§ **What is being asked**
Select every line holding the word "défense" and copy it.

§ **Given information**
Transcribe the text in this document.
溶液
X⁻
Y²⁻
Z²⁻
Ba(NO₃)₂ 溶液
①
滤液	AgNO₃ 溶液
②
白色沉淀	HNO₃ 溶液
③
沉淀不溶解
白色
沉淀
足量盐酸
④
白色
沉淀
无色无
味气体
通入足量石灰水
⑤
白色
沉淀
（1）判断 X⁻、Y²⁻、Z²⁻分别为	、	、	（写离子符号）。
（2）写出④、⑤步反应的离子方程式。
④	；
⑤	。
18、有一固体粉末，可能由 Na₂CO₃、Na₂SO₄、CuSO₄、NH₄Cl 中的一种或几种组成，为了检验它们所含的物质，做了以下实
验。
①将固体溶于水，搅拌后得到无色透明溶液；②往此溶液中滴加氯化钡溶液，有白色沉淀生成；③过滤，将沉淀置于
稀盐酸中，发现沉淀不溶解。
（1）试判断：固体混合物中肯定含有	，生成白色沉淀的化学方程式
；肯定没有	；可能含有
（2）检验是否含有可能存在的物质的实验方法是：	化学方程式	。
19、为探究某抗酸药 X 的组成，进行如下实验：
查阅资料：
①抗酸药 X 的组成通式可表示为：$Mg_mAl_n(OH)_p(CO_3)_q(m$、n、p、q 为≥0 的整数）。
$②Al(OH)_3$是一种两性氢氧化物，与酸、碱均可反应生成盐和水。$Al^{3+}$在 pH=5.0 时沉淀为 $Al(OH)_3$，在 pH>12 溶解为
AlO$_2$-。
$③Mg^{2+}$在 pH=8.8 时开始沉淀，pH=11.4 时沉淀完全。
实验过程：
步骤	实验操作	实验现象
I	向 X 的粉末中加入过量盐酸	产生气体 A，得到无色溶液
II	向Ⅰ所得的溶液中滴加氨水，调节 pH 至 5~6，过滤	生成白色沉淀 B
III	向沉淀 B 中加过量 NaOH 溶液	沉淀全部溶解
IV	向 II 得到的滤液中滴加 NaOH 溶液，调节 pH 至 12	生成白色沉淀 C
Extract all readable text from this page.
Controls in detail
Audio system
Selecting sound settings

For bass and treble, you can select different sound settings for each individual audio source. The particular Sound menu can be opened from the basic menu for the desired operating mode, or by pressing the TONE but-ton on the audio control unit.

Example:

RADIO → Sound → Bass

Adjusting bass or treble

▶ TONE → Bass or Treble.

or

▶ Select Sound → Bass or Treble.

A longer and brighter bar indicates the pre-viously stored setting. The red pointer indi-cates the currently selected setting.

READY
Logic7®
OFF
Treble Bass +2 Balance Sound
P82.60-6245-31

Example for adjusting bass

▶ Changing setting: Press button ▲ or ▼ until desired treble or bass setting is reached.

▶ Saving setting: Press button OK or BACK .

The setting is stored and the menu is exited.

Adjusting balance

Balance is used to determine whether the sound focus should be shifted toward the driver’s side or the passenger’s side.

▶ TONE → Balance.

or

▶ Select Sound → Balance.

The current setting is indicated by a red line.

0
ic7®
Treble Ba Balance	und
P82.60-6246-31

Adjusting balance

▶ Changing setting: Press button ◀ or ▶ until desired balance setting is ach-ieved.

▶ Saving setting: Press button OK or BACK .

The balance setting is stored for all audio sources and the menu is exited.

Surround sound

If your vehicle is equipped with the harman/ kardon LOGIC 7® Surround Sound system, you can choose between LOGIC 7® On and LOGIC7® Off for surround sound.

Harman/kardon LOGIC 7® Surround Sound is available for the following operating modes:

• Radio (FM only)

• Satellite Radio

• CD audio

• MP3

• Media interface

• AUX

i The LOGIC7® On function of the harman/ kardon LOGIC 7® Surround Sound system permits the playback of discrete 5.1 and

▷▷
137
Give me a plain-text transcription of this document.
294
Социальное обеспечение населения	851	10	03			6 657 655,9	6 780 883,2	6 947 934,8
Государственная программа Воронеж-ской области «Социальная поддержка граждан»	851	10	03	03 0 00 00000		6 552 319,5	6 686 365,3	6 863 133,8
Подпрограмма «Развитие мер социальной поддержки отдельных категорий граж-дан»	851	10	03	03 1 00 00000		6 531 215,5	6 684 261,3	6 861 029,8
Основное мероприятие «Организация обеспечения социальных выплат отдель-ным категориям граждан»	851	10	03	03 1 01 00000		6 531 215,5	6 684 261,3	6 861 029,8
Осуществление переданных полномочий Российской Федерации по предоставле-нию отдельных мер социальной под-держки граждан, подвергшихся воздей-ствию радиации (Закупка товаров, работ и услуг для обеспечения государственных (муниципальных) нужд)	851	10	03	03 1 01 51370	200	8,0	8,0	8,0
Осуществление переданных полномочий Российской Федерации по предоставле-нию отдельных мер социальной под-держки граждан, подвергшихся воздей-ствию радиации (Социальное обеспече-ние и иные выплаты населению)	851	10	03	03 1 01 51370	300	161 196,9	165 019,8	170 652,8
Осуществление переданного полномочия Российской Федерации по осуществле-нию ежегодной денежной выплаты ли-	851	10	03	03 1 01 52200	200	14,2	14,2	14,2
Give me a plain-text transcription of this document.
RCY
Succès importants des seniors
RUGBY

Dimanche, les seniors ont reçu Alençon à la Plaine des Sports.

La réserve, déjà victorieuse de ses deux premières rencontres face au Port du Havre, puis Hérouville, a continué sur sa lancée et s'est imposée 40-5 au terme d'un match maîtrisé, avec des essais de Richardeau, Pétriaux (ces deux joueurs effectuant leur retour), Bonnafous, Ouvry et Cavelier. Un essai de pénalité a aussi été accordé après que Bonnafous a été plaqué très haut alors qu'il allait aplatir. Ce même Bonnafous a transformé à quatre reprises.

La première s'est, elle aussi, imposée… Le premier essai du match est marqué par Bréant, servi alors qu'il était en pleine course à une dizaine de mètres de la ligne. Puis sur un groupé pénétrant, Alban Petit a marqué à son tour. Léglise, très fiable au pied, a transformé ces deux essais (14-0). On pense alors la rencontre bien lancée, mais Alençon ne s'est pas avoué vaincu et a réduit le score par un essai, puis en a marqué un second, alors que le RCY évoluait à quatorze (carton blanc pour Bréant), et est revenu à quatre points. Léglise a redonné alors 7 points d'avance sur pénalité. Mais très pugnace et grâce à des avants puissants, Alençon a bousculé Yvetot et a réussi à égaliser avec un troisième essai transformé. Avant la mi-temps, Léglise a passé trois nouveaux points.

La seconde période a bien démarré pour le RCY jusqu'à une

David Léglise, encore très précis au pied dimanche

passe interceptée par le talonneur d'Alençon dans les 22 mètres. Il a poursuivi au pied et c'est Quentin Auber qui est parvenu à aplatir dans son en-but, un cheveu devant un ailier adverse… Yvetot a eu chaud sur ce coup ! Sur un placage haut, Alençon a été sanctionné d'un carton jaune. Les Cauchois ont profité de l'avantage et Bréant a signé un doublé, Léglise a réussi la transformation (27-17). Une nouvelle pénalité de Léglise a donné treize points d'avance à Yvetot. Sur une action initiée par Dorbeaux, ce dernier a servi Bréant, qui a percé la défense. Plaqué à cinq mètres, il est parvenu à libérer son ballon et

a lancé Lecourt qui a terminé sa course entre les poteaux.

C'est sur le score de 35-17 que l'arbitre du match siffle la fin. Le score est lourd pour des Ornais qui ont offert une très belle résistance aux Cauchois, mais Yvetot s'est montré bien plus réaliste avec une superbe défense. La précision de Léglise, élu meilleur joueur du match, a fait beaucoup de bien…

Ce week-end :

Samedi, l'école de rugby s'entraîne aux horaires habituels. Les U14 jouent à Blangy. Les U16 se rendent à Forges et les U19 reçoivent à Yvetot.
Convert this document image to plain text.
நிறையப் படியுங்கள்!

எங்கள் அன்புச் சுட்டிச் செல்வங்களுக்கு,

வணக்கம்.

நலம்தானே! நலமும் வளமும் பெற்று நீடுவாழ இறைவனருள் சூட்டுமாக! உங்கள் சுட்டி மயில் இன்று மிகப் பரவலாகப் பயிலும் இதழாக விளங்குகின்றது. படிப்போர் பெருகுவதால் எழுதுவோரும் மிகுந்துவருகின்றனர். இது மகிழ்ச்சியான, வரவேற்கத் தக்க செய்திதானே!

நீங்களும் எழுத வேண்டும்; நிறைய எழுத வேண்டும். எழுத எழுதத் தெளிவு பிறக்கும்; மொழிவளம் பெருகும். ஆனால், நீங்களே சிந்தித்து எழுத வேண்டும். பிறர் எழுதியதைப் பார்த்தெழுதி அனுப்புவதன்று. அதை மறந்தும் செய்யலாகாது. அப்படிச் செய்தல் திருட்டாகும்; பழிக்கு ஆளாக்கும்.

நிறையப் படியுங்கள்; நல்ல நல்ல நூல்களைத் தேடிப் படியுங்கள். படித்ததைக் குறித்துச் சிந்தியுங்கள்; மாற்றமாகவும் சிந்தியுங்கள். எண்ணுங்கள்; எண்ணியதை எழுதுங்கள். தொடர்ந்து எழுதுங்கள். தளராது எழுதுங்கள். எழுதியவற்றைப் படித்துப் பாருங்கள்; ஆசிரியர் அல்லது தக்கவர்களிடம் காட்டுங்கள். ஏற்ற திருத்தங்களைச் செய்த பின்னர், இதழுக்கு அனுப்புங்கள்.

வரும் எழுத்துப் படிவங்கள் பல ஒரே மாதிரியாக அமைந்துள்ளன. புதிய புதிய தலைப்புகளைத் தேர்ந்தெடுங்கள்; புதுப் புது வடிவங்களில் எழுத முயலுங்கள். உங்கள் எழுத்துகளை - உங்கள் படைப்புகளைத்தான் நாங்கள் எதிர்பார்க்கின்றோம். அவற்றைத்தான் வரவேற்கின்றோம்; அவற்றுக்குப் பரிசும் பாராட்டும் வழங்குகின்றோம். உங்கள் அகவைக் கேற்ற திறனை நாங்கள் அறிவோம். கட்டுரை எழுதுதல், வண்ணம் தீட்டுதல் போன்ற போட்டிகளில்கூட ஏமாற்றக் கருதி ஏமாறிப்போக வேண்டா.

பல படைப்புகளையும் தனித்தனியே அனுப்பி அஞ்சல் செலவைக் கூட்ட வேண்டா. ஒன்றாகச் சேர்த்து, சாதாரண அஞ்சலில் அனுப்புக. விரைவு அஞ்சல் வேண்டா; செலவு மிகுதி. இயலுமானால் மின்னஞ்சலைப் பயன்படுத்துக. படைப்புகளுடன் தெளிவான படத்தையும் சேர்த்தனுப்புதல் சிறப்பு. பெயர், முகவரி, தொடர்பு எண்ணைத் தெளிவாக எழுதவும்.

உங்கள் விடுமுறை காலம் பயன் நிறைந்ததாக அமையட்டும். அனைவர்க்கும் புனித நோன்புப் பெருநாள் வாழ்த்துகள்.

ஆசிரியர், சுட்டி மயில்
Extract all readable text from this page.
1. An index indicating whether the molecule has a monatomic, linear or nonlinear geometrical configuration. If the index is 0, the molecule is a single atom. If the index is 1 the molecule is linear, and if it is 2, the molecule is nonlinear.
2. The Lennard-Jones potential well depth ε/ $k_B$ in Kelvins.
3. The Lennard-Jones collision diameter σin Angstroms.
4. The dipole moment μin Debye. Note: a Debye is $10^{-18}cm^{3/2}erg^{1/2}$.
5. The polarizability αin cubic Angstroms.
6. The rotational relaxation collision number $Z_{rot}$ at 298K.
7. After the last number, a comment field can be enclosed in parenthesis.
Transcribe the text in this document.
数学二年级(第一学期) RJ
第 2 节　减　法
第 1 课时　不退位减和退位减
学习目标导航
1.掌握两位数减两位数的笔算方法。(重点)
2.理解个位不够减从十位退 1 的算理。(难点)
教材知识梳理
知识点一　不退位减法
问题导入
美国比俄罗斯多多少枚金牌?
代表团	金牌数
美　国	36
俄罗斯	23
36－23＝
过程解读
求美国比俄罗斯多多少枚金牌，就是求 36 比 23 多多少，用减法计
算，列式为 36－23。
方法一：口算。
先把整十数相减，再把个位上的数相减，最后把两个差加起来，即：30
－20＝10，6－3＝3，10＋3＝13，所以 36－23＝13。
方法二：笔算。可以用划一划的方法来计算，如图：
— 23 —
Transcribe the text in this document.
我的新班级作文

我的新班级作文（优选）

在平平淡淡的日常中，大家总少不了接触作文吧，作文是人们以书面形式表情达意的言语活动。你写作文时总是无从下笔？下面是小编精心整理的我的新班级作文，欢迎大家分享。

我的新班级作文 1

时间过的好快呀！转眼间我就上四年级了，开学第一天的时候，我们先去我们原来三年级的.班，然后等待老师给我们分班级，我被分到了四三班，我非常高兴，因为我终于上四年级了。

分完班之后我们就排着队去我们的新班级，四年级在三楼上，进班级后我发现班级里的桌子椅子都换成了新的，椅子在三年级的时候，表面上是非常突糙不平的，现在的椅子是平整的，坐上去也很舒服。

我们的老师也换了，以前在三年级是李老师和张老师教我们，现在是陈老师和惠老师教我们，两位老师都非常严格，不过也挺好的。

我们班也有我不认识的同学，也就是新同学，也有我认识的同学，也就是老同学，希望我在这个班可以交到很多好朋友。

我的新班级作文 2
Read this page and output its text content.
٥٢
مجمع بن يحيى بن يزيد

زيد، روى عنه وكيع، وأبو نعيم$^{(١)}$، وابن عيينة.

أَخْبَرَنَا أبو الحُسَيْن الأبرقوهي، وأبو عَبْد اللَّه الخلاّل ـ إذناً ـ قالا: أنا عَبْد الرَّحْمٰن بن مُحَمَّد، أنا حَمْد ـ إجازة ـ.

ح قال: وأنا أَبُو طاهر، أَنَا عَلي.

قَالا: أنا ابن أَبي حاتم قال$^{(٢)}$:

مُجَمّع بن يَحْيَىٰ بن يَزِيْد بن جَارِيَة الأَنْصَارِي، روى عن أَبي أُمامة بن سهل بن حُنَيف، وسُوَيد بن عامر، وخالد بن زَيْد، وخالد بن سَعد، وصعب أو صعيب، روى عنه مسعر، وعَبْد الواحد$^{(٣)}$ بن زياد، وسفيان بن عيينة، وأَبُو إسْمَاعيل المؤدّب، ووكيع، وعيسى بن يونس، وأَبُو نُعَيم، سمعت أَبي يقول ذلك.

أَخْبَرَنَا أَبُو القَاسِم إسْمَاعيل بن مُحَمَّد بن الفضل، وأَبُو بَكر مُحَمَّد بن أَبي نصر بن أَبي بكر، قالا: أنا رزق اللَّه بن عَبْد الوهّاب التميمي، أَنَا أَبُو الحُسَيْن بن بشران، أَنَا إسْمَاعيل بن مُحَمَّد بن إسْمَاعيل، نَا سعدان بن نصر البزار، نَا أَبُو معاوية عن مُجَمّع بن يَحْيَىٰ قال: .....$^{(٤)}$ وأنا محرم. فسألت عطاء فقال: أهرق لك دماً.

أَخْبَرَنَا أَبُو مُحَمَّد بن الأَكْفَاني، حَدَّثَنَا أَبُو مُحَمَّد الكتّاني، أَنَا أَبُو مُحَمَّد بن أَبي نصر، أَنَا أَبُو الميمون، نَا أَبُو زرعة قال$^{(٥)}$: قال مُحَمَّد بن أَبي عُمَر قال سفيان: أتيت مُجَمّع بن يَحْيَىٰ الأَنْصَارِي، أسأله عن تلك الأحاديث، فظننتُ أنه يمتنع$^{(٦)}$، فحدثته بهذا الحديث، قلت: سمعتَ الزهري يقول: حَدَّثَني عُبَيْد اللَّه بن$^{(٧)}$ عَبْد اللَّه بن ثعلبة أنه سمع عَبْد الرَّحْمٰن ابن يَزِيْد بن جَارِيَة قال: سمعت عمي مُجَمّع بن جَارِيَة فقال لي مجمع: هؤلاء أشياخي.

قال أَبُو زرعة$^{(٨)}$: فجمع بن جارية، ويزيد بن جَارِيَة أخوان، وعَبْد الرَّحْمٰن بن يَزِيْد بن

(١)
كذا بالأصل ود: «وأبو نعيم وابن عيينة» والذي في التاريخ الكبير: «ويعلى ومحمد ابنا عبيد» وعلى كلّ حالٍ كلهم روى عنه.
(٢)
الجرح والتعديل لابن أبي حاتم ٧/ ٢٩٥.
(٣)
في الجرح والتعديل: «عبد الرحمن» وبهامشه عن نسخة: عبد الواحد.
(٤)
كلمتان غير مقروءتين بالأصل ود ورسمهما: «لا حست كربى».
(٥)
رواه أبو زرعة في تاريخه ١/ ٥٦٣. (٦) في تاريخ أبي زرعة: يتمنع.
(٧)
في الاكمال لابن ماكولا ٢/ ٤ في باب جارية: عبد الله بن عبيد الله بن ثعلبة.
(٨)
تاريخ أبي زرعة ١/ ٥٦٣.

§ **Output of the exercise**
passe interceptée par le talonneur d'Alençon dans les 22 mètres. Il a poursuivi au pied et c'est Quentin Auber qui est parvenu à aplatir dans son en-but, un cheveu devant un ailier adverse… Yvetot a eu chaud sur ce coup ! Sur un placage haut, Alençon a été sanctionné d'un carton jaune. Les Cauchois ont profité de l'avantage et Bréant a signé un doublé, Léglise a réussi la transformation (27-17). Une nouvelle pénalité de Léglise a donné treize points d'avance à Yvetot. Sur une action initiée par Dorbeaux, ce dernier a servi Bréant, qui a percé la défense. Plaqué à cinq mètres, il est parvenu à libérer son ballon et
C'est sur le score de 35-17 que l'arbitre du match siffle la fin. Le score est lourd pour des Ornais qui ont offert une très belle résistance aux Cauchois, mais Yvetot s'est montré bien plus réaliste avec une superbe défense. La précision de Léglise, élu meilleur joueur du match, a fait beaucoup de bien…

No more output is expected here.